What to produce :: Count the lines below that contain the word "Contractors" and give only the number.

[start Data for this task]

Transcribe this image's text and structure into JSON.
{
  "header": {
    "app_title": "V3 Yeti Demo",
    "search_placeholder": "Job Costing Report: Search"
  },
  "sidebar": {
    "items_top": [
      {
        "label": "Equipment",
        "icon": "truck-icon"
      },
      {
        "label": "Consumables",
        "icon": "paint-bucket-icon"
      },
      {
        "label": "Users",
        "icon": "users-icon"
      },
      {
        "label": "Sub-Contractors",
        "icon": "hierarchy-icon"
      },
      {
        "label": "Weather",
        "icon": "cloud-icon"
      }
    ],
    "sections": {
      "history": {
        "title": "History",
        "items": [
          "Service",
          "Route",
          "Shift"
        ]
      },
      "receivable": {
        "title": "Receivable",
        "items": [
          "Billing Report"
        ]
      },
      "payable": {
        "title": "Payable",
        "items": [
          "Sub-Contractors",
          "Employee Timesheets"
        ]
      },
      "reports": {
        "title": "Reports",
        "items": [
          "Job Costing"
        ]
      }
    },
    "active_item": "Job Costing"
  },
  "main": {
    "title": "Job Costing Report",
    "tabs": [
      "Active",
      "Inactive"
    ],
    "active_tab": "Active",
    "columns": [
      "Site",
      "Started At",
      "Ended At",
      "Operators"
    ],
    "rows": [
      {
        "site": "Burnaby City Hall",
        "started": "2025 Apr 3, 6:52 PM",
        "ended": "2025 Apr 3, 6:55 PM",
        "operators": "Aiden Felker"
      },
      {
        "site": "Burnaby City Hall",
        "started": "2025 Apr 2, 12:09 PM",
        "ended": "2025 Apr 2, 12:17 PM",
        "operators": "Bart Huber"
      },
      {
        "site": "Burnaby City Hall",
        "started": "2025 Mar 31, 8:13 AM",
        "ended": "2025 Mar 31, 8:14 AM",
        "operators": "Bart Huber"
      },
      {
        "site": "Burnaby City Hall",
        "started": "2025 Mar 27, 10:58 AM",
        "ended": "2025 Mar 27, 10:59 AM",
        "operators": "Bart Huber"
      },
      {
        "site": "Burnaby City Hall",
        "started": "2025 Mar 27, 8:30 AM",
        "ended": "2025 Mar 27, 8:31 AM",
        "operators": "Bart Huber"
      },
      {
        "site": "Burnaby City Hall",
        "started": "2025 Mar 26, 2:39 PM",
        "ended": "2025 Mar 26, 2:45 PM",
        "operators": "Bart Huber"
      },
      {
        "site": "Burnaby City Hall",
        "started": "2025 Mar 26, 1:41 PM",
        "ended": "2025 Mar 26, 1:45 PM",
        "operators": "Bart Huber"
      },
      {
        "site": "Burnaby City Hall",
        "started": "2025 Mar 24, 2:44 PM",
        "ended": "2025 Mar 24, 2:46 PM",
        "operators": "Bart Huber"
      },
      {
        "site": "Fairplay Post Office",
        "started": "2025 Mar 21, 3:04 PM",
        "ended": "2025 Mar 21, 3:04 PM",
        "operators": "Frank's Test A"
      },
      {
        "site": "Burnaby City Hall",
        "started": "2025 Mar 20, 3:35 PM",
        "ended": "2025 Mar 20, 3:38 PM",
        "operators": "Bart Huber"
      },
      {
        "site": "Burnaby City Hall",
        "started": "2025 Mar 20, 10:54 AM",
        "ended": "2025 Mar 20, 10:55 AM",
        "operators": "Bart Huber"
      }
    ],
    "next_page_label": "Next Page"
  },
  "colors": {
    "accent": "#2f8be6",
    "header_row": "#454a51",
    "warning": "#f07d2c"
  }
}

[end Data for this task]

Task response :: 2